# To be done
Return all lines that include the string "Présente".

# Record set

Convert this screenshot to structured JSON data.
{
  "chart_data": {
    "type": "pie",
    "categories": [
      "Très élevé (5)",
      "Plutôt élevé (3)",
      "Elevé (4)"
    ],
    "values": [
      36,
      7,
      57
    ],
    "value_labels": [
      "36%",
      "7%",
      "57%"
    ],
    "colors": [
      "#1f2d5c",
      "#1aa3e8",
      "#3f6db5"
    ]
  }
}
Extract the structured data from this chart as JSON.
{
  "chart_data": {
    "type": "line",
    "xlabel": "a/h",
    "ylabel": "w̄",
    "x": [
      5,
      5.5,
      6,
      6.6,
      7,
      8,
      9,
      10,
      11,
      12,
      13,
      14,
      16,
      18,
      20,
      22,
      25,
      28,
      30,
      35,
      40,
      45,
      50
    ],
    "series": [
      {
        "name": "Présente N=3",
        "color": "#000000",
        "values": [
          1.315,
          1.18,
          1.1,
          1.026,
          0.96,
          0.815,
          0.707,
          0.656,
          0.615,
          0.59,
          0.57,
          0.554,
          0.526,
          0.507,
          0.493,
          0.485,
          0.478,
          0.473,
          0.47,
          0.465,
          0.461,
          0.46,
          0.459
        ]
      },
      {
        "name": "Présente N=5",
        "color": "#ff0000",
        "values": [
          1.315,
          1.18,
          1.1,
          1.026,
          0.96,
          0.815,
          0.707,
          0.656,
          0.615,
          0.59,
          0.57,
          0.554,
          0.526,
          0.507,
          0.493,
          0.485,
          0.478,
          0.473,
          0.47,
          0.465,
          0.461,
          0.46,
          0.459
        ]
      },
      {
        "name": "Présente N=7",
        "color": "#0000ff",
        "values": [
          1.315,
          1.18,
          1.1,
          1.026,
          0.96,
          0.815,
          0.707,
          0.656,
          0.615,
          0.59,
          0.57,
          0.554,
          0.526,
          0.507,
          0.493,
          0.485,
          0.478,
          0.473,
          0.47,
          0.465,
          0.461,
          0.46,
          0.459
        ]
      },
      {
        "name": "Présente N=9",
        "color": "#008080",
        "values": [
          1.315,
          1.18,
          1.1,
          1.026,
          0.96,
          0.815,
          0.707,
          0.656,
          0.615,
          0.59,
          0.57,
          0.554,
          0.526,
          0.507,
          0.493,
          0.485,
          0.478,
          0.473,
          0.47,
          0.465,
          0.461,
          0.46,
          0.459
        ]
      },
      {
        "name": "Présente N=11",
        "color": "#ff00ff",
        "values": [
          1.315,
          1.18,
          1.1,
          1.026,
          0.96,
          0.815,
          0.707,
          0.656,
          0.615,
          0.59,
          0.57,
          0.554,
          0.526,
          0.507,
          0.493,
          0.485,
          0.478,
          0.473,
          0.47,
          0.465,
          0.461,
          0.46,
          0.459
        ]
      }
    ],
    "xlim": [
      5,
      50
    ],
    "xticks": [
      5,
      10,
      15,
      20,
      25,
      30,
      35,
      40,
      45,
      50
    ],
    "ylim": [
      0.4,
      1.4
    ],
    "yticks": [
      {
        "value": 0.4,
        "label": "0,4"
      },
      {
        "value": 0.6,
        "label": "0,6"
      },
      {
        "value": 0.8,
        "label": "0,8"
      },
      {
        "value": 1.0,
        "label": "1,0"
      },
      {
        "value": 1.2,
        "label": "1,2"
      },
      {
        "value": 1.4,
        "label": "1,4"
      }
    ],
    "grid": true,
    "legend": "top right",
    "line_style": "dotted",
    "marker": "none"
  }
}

# Answer to the task
        "name": "Présente N=3",
        "name": "Présente N=5",
        "name": "Présente N=7",
        "name": "Présente N=9",
        "name": "Présente N=11",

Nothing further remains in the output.